• **Supplied entries**:
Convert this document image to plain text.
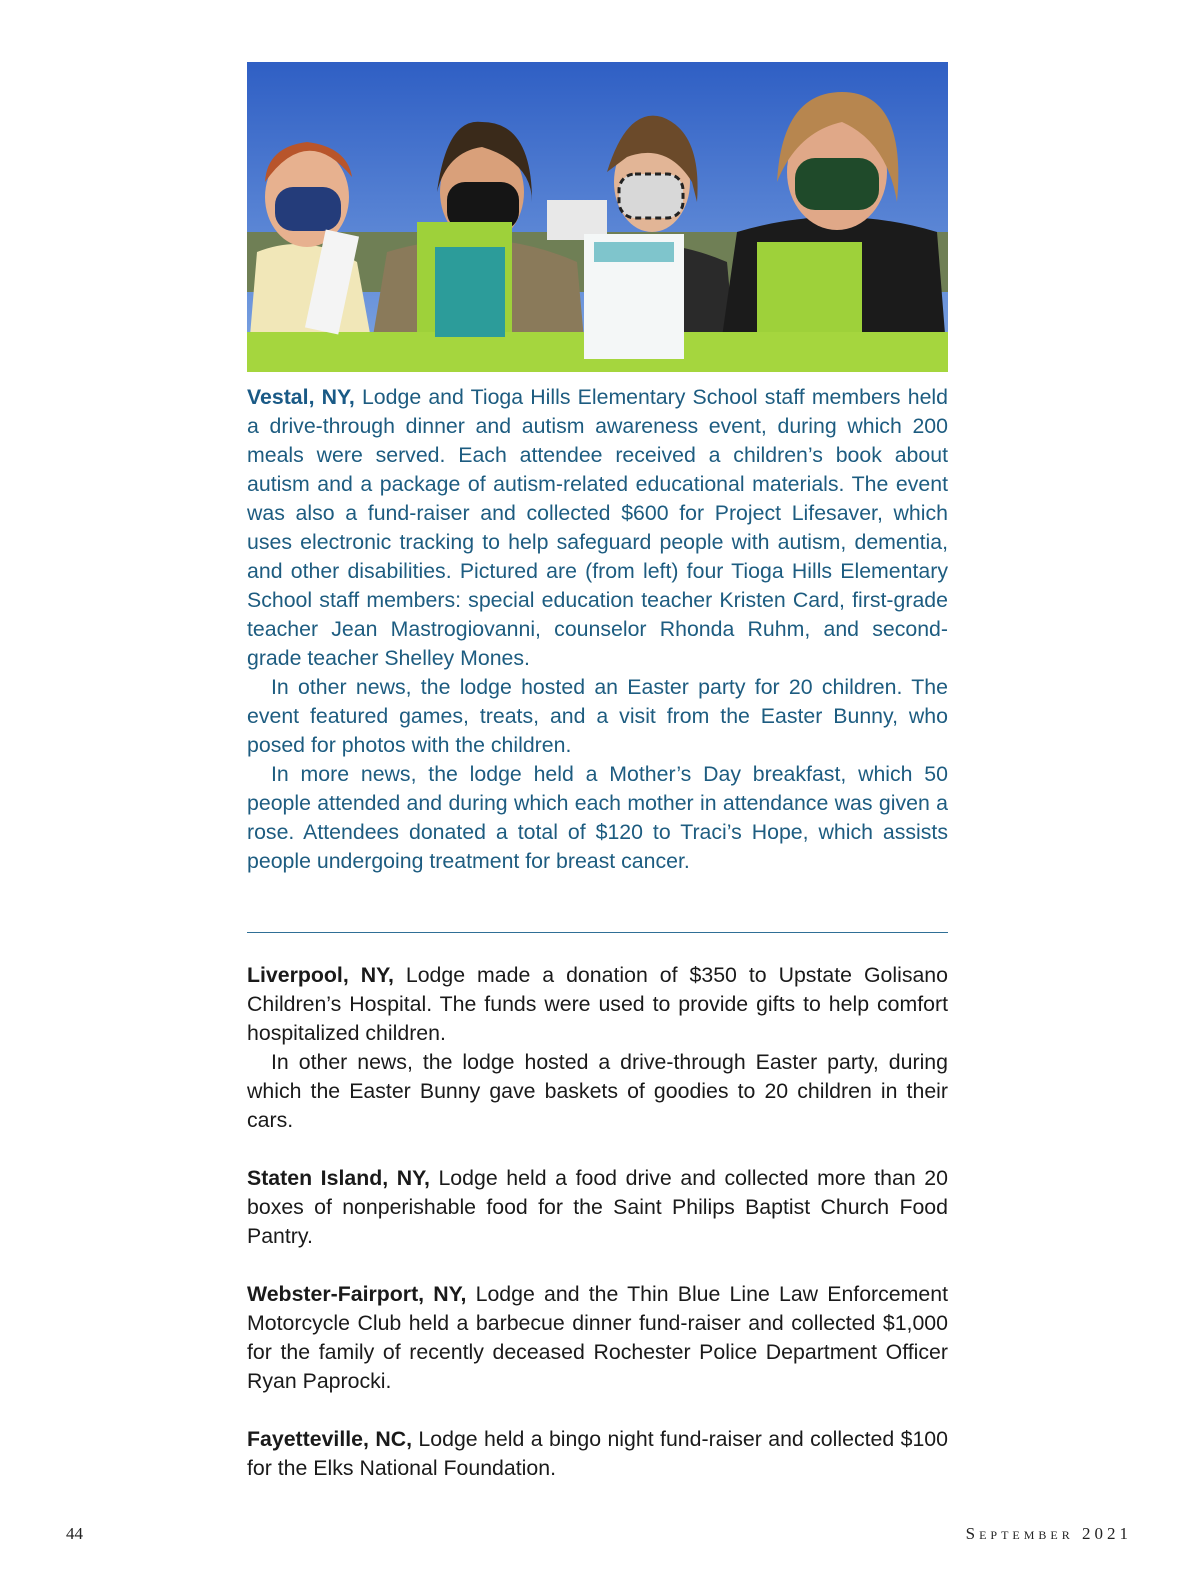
Vestal, NY, Lodge and Tioga Hills Elementary School staff members held a drive-through dinner and autism awareness event, during which 200 meals were served. Each attendee received a children’s book about autism and a package of autism-related educational materials. The event was also a fund-raiser and collected $600 for Project Lifesaver, which uses electronic tracking to help safeguard people with autism, dementia, and other disabilities. Pictured are (from left) four Tioga Hills Elementary School staff members: special education teacher Kristen Card, first-grade teacher Jean Mastrogiovanni, counselor Rhonda Ruhm, and second-grade teacher Shelley Mones.

In other news, the lodge hosted an Easter party for 20 children. The event featured games, treats, and a visit from the Easter Bunny, who posed for photos with the children.

In more news, the lodge held a Mother’s Day breakfast, which 50 people attended and during which each mother in attendance was given a rose. Attendees donated a total of $120 to Traci’s Hope, which assists people undergoing treatment for breast cancer.

Liverpool, NY, Lodge made a donation of $350 to Upstate Golisano Children’s Hospital. The funds were used to provide gifts to help comfort hospitalized children.

In other news, the lodge hosted a drive-through Easter party, during which the Easter Bunny gave baskets of goodies to 20 children in their cars.

Staten Island, NY, Lodge held a food drive and collected more than 20 boxes of nonperishable food for the Saint Philips Baptist Church Food Pantry.

Webster-Fairport, NY, Lodge and the Thin Blue Line Law Enforcement Motorcycle Club held a barbecue dinner fund-raiser and collected $1,000 for the family of recently deceased Rochester Police Department Officer Ryan Paprocki.

Fayetteville, NC, Lodge held a bingo night fund-raiser and collected $100 for the Elks National Foundation.

44	September 2021
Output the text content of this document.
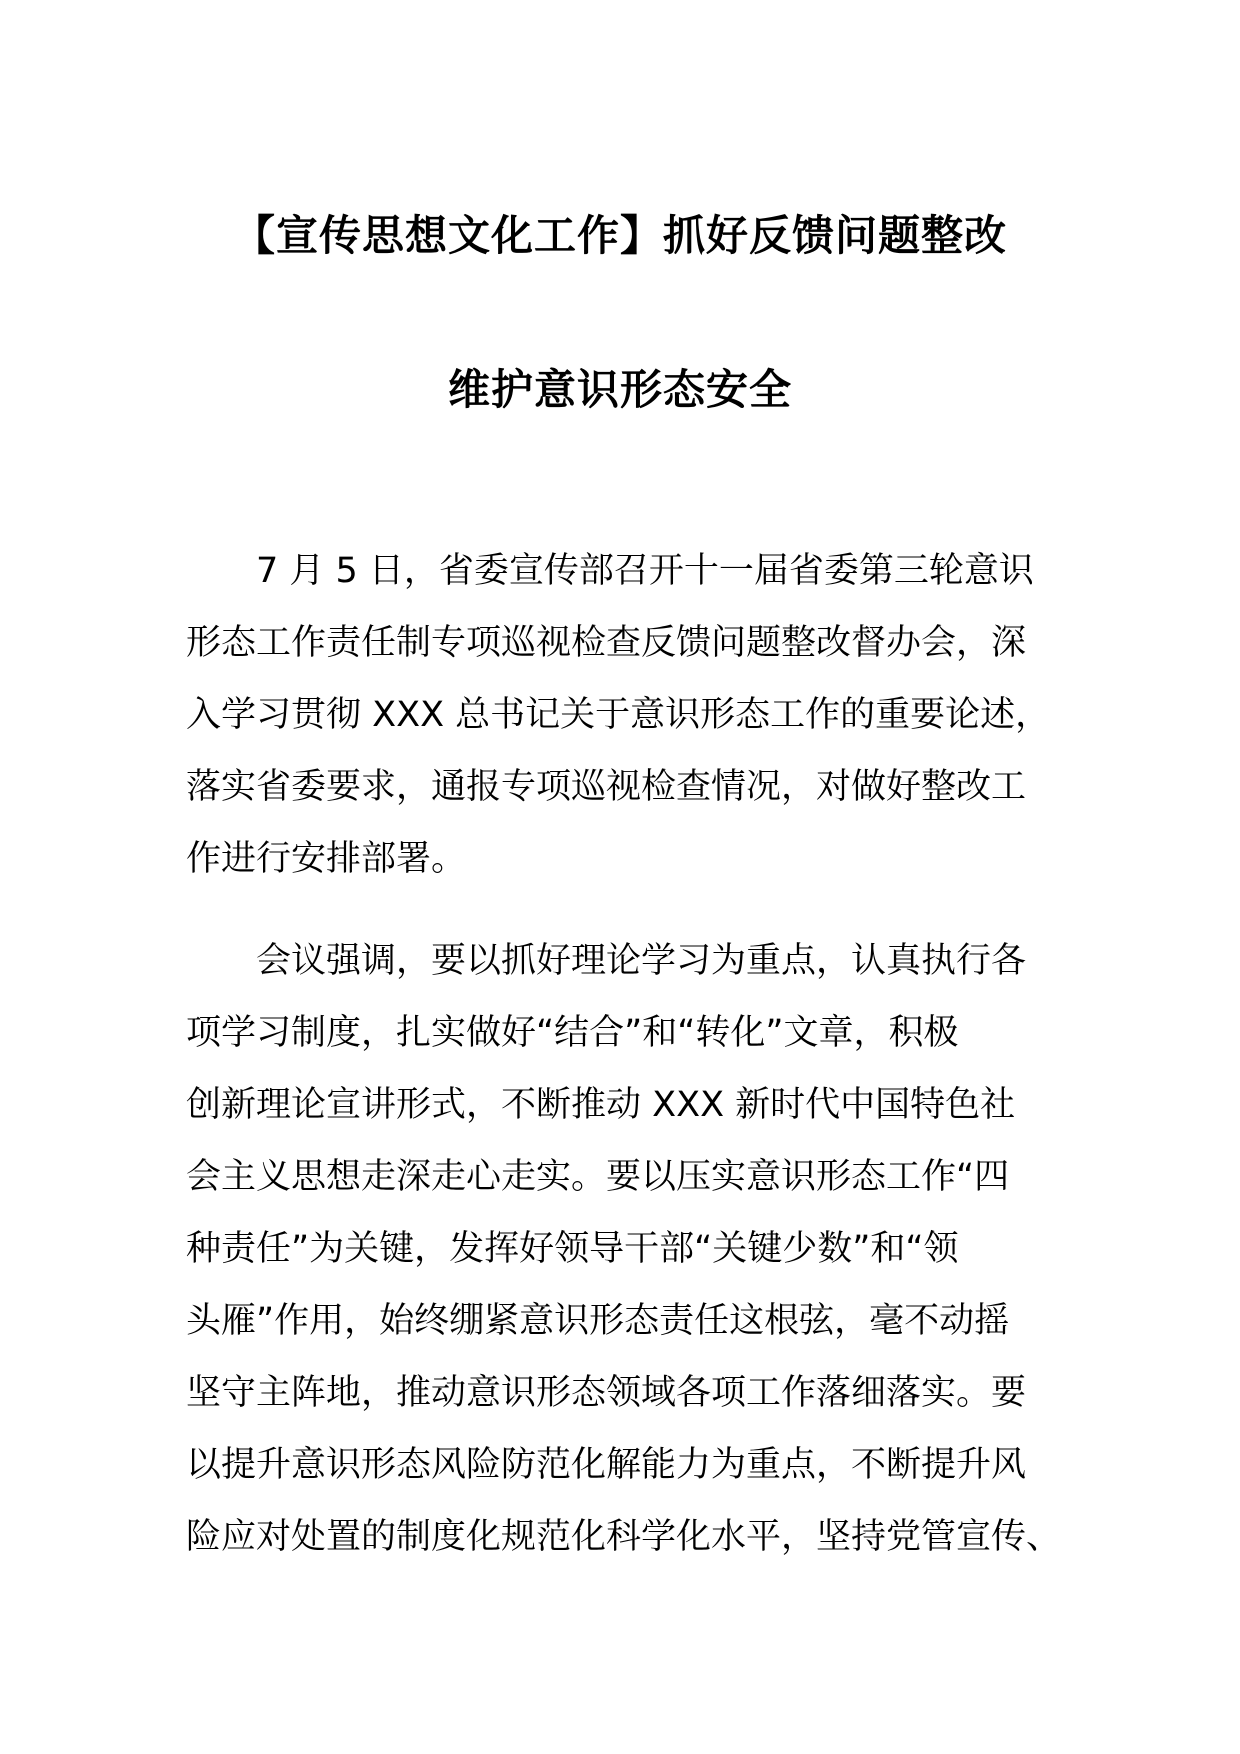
【宣传思想文化工作】抓好反馈问题整改
维护意识形态安全

　　7 月 5 日，省委宣传部召开十一届省委第三轮意识
形态工作责任制专项巡视检查反馈问题整改督办会，深
入学习贯彻 XXX 总书记关于意识形态工作的重要论述，
落实省委要求，通报专项巡视检查情况，对做好整改工
作进行安排部署。

　　会议强调，要以抓好理论学习为重点，认真执行各
项学习制度，扎实做好“结合”和“转化”文章，积极
创新理论宣讲形式，不断推动 XXX 新时代中国特色社
会主义思想走深走心走实。要以压实意识形态工作“四
种责任”为关键，发挥好领导干部“关键少数”和“领
头雁”作用，始终绷紧意识形态责任这根弦，毫不动摇
坚守主阵地，推动意识形态领域各项工作落细落实。要
以提升意识形态风险防范化解能力为重点，不断提升风
险应对处置的制度化规范化科学化水平，坚持党管宣传、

• **Goal**:
Return the full material word for word. Do not include the pictures.

• **In response**:
Convert this document image to plain text.
Vestal, NY, Lodge and Tioga Hills Elementary School staff members held a drive-through dinner and autism awareness event, during which 200 meals were served. Each attendee received a children’s book about autism and a package of autism-related educational materials. The event was also a fund-raiser and collected $600 for Project Lifesaver, which uses electronic tracking to help safeguard people with autism, dementia, and other disabilities. Pictured are (from left) four Tioga Hills Elementary School staff members: special education teacher Kristen Card, first-grade teacher Jean Mastrogiovanni, counselor Rhonda Ruhm, and second-grade teacher Shelley Mones.

In other news, the lodge hosted an Easter party for 20 children. The event featured games, treats, and a visit from the Easter Bunny, who posed for photos with the children.

In more news, the lodge held a Mother’s Day breakfast, which 50 people attended and during which each mother in attendance was given a rose. Attendees donated a total of $120 to Traci’s Hope, which assists people undergoing treatment for breast cancer.

Liverpool, NY, Lodge made a donation of $350 to Upstate Golisano Children’s Hospital. The funds were used to provide gifts to help comfort hospitalized children.

In other news, the lodge hosted a drive-through Easter party, during which the Easter Bunny gave baskets of goodies to 20 children in their cars.

Staten Island, NY, Lodge held a food drive and collected more than 20 boxes of nonperishable food for the Saint Philips Baptist Church Food Pantry.

Webster-Fairport, NY, Lodge and the Thin Blue Line Law Enforcement Motorcycle Club held a barbecue dinner fund-raiser and collected $1,000 for the family of recently deceased Rochester Police Department Officer Ryan Paprocki.

Fayetteville, NC, Lodge held a bingo night fund-raiser and collected $100 for the Elks National Foundation.

44	September 2021
Output the text content of this document.
【宣传思想文化工作】抓好反馈问题整改
维护意识形态安全

　　7 月 5 日，省委宣传部召开十一届省委第三轮意识
形态工作责任制专项巡视检查反馈问题整改督办会，深
入学习贯彻 XXX 总书记关于意识形态工作的重要论述，
落实省委要求，通报专项巡视检查情况，对做好整改工
作进行安排部署。

　　会议强调，要以抓好理论学习为重点，认真执行各
项学习制度，扎实做好“结合”和“转化”文章，积极
创新理论宣讲形式，不断推动 XXX 新时代中国特色社
会主义思想走深走心走实。要以压实意识形态工作“四
种责任”为关键，发挥好领导干部“关键少数”和“领
头雁”作用，始终绷紧意识形态责任这根弦，毫不动摇
坚守主阵地，推动意识形态领域各项工作落细落实。要
以提升意识形态风险防范化解能力为重点，不断提升风
险应对处置的制度化规范化科学化水平，坚持党管宣传、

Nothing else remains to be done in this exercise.